GOAL | Every record that follows must be duplicated exactly, with images left out.

WORKING DATA |
────────

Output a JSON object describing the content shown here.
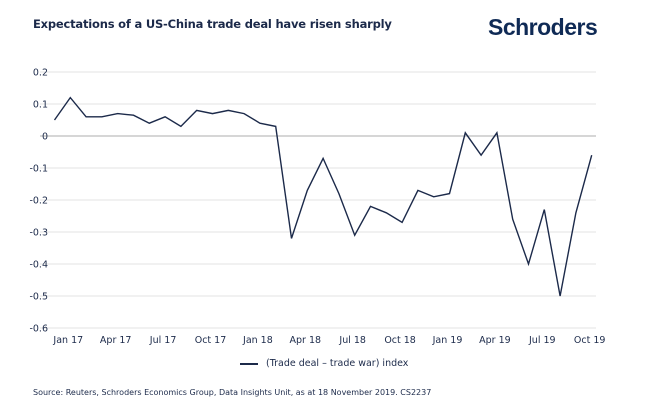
{
  "header": {
    "title": "Expectations of a US-China trade deal have risen sharply",
    "logo": "Schroders"
  },
  "footer": {
    "source": "Source: Reuters, Schroders Economics Group, Data Insights Unit, as at 18 November 2019. CS2237"
  },
  "colors": {
    "line": "#1c2a4a",
    "grid": "#e3e3e3",
    "zero": "#c8c8c8"
  },
  "chart_data": {
    "type": "line",
    "title": "Expectations of a US-China trade deal have risen sharply",
    "xlabel": "",
    "ylabel": "",
    "ylim": [
      -0.6,
      0.2
    ],
    "yticks": [
      "0.2",
      "0.1",
      "0",
      "-0.1",
      "-0.2",
      "-0.3",
      "-0.4",
      "-0.5",
      "-0.6"
    ],
    "ytick_values": [
      0.2,
      0.1,
      0,
      -0.1,
      -0.2,
      -0.3,
      -0.4,
      -0.5,
      -0.6
    ],
    "xtick_labels": [
      "Jan 17",
      "Apr 17",
      "Jul 17",
      "Oct 17",
      "Jan 18",
      "Apr 18",
      "Jul 18",
      "Oct 18",
      "Jan 19",
      "Apr 19",
      "Jul 19",
      "Oct 19"
    ],
    "xtick_indices": [
      1,
      4,
      7,
      10,
      13,
      16,
      19,
      22,
      25,
      28,
      31,
      34
    ],
    "grid": true,
    "legend_position": "bottom-center",
    "x": [
      "Dec 16",
      "Jan 17",
      "Feb 17",
      "Mar 17",
      "Apr 17",
      "May 17",
      "Jun 17",
      "Jul 17",
      "Aug 17",
      "Sep 17",
      "Oct 17",
      "Nov 17",
      "Dec 17",
      "Jan 18",
      "Feb 18",
      "Mar 18",
      "Apr 18",
      "May 18",
      "Jun 18",
      "Jul 18",
      "Aug 18",
      "Sep 18",
      "Oct 18",
      "Nov 18",
      "Dec 18",
      "Jan 19",
      "Feb 19",
      "Mar 19",
      "Apr 19",
      "May 19",
      "Jun 19",
      "Jul 19",
      "Aug 19",
      "Sep 19",
      "Oct 19"
    ],
    "series": [
      {
        "name": "(Trade deal – trade war) index",
        "values": [
          0.05,
          0.12,
          0.06,
          0.06,
          0.07,
          0.065,
          0.04,
          0.06,
          0.03,
          0.08,
          0.07,
          0.08,
          0.07,
          0.04,
          0.03,
          -0.32,
          -0.17,
          -0.07,
          -0.18,
          -0.31,
          -0.22,
          -0.24,
          -0.27,
          -0.17,
          -0.19,
          -0.18,
          0.01,
          -0.06,
          0.01,
          -0.26,
          -0.4,
          -0.23,
          -0.5,
          -0.24,
          -0.06
        ]
      }
    ]
  }
}
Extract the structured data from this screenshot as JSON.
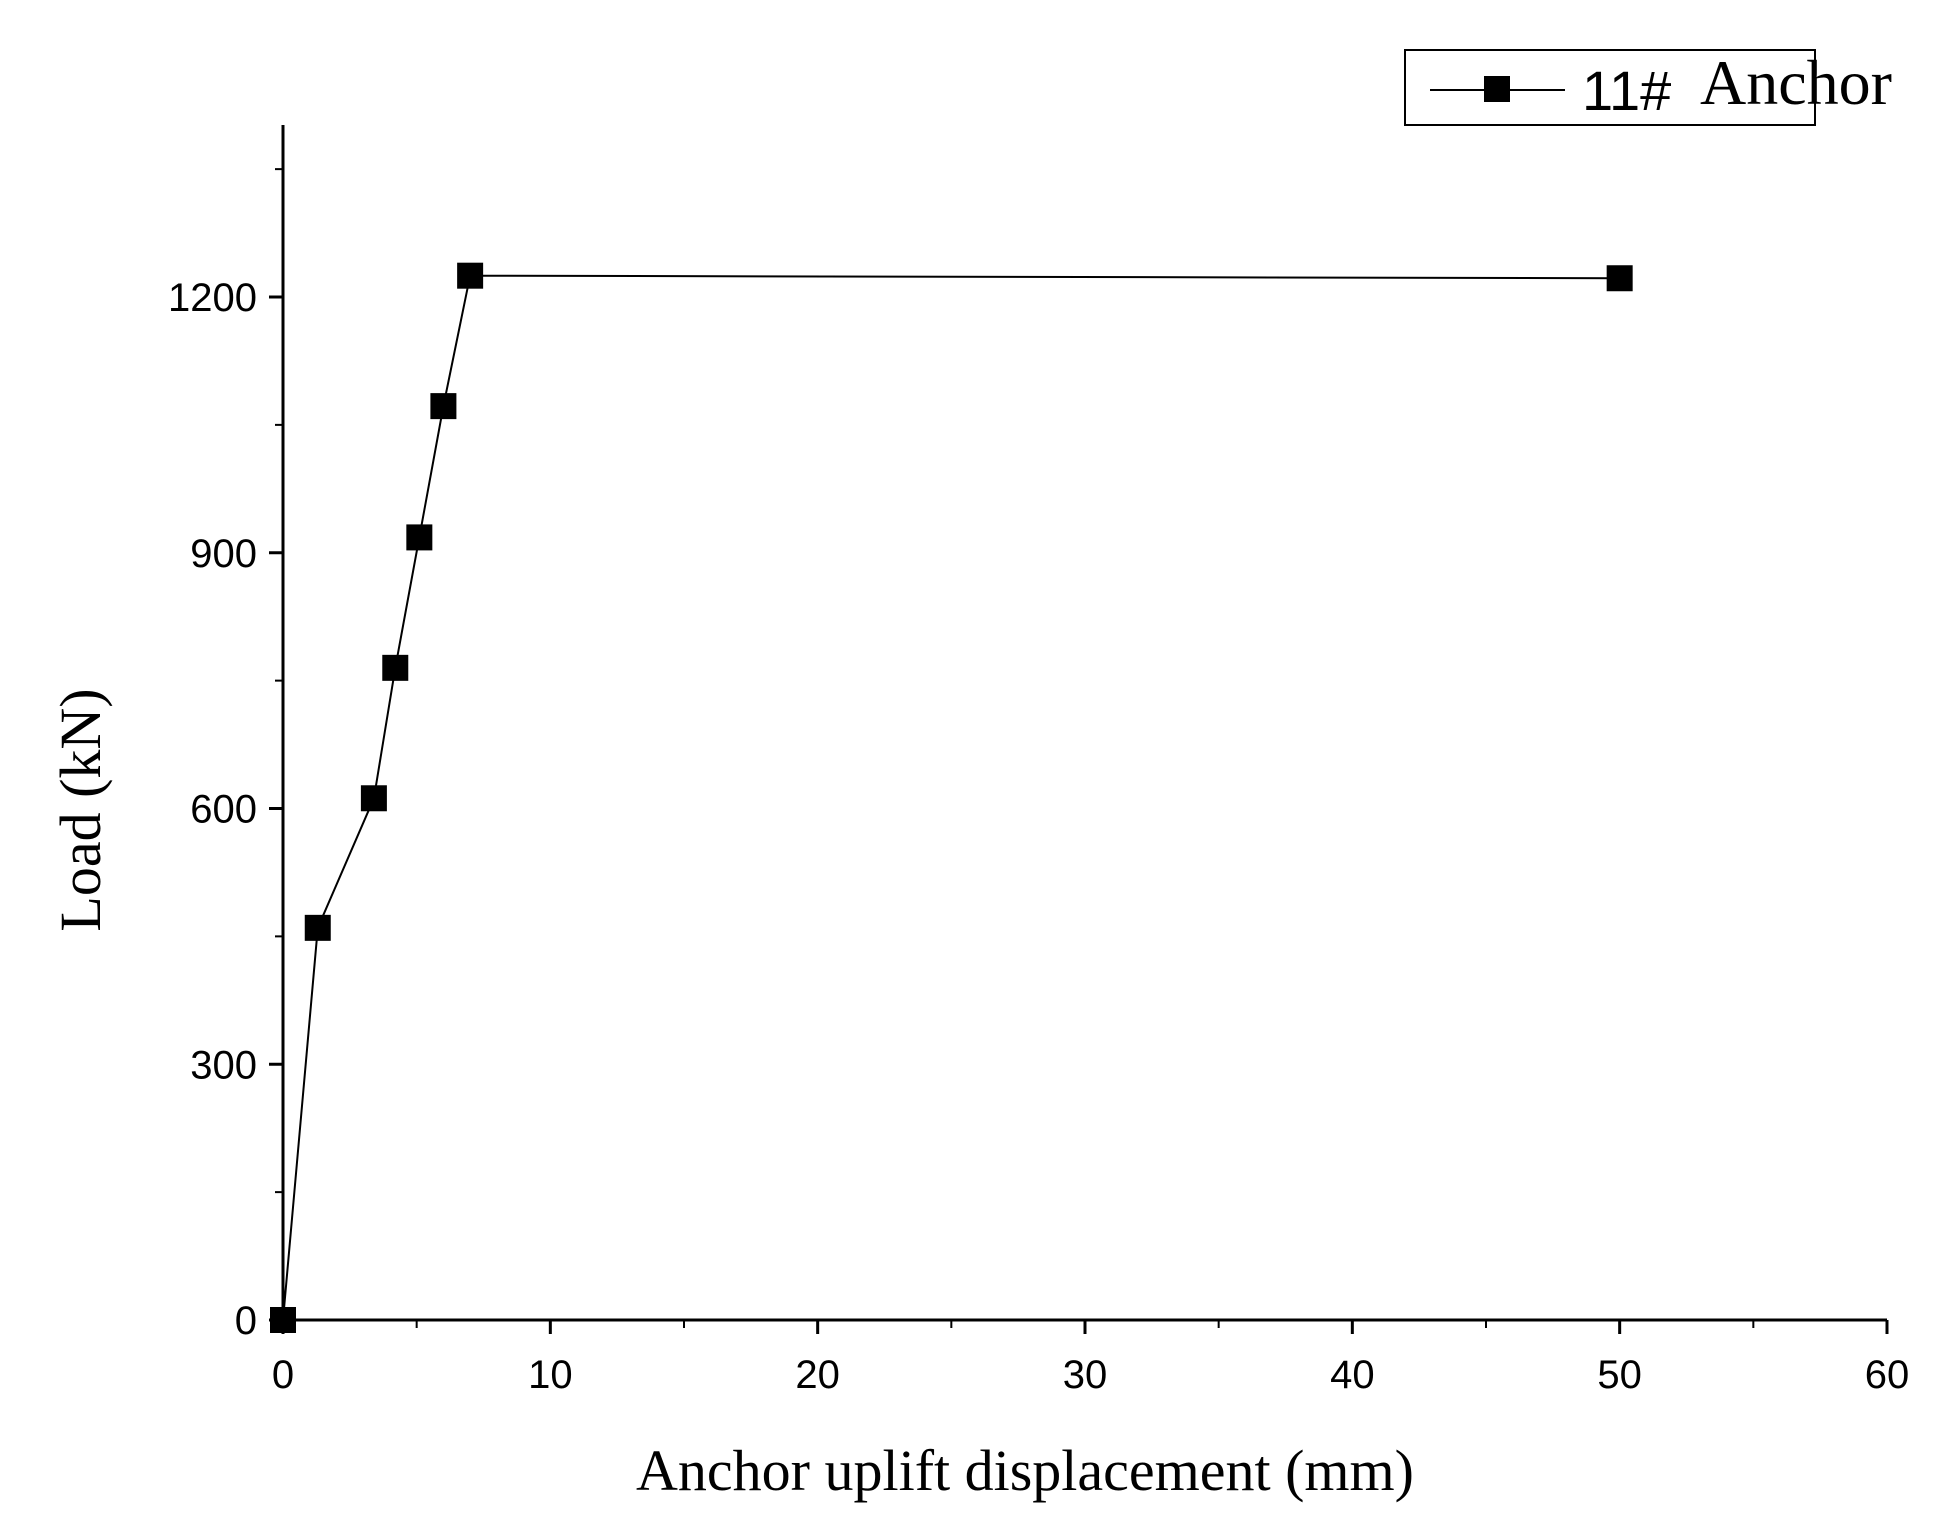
{
  "chart_data": {
    "type": "line",
    "xlabel": "Anchor uplift displacement (mm)",
    "ylabel": "Load (kN)",
    "xlim": [
      0,
      60
    ],
    "ylim": [
      0,
      1400
    ],
    "x_ticks": [
      0,
      10,
      20,
      30,
      40,
      50,
      60
    ],
    "y_ticks": [
      0,
      300,
      600,
      900,
      1200
    ],
    "x_tick_labels": [
      "0",
      "10",
      "20",
      "30",
      "40",
      "50",
      "60"
    ],
    "y_tick_labels": [
      "0",
      "300",
      "600",
      "900",
      "1200"
    ],
    "grid": false,
    "legend_position": "top-right",
    "legend": {
      "prefix": "11#",
      "word": "Anchor"
    },
    "series": [
      {
        "name": "11# Anchor",
        "marker": "square",
        "color": "#000000",
        "x": [
          0,
          1.3,
          3.4,
          4.2,
          5.1,
          6.0,
          7.0,
          50.0
        ],
        "y": [
          0,
          460,
          612,
          765,
          918,
          1072,
          1225,
          1222
        ]
      }
    ]
  }
}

────────

EXPECTED ANSWER |
Output a JSON object describing the content shown here.
{
  "header": {
    "title": "Expectations of a US-China trade deal have risen sharply",
    "logo": "Schroders"
  },
  "footer": {
    "source": "Source: Reuters, Schroders Economics Group, Data Insights Unit, as at 18 November 2019. CS2237"
  },
  "colors": {
    "line": "#1c2a4a",
    "grid": "#e3e3e3",
    "zero": "#c8c8c8"
  },
  "chart_data": {
    "type": "line",
    "title": "Expectations of a US-China trade deal have risen sharply",
    "xlabel": "",
    "ylabel": "",
    "ylim": [
      -0.6,
      0.2
    ],
    "yticks": [
      "0.2",
      "0.1",
      "0",
      "-0.1",
      "-0.2",
      "-0.3",
      "-0.4",
      "-0.5",
      "-0.6"
    ],
    "ytick_values": [
      0.2,
      0.1,
      0,
      -0.1,
      -0.2,
      -0.3,
      -0.4,
      -0.5,
      -0.6
    ],
    "xtick_labels": [
      "Jan 17",
      "Apr 17",
      "Jul 17",
      "Oct 17",
      "Jan 18",
      "Apr 18",
      "Jul 18",
      "Oct 18",
      "Jan 19",
      "Apr 19",
      "Jul 19",
      "Oct 19"
    ],
    "xtick_indices": [
      1,
      4,
      7,
      10,
      13,
      16,
      19,
      22,
      25,
      28,
      31,
      34
    ],
    "grid": true,
    "legend_position": "bottom-center",
    "x": [
      "Dec 16",
      "Jan 17",
      "Feb 17",
      "Mar 17",
      "Apr 17",
      "May 17",
      "Jun 17",
      "Jul 17",
      "Aug 17",
      "Sep 17",
      "Oct 17",
      "Nov 17",
      "Dec 17",
      "Jan 18",
      "Feb 18",
      "Mar 18",
      "Apr 18",
      "May 18",
      "Jun 18",
      "Jul 18",
      "Aug 18",
      "Sep 18",
      "Oct 18",
      "Nov 18",
      "Dec 18",
      "Jan 19",
      "Feb 19",
      "Mar 19",
      "Apr 19",
      "May 19",
      "Jun 19",
      "Jul 19",
      "Aug 19",
      "Sep 19",
      "Oct 19"
    ],
    "series": [
      {
        "name": "(Trade deal – trade war) index",
        "values": [
          0.05,
          0.12,
          0.06,
          0.06,
          0.07,
          0.065,
          0.04,
          0.06,
          0.03,
          0.08,
          0.07,
          0.08,
          0.07,
          0.04,
          0.03,
          -0.32,
          -0.17,
          -0.07,
          -0.18,
          -0.31,
          -0.22,
          -0.24,
          -0.27,
          -0.17,
          -0.19,
          -0.18,
          0.01,
          -0.06,
          0.01,
          -0.26,
          -0.4,
          -0.23,
          -0.5,
          -0.24,
          -0.06
        ]
      }
    ]
  }
}
Extract the structured data from this screenshot as JSON.
{
  "chart_data": {
    "type": "line",
    "xlabel": "Anchor uplift displacement (mm)",
    "ylabel": "Load (kN)",
    "xlim": [
      0,
      60
    ],
    "ylim": [
      0,
      1400
    ],
    "x_ticks": [
      0,
      10,
      20,
      30,
      40,
      50,
      60
    ],
    "y_ticks": [
      0,
      300,
      600,
      900,
      1200
    ],
    "x_tick_labels": [
      "0",
      "10",
      "20",
      "30",
      "40",
      "50",
      "60"
    ],
    "y_tick_labels": [
      "0",
      "300",
      "600",
      "900",
      "1200"
    ],
    "grid": false,
    "legend_position": "top-right",
    "legend": {
      "prefix": "11#",
      "word": "Anchor"
    },
    "series": [
      {
        "name": "11# Anchor",
        "marker": "square",
        "color": "#000000",
        "x": [
          0,
          1.3,
          3.4,
          4.2,
          5.1,
          6.0,
          7.0,
          50.0
        ],
        "y": [
          0,
          460,
          612,
          765,
          918,
          1072,
          1225,
          1222
        ]
      }
    ]
  }
}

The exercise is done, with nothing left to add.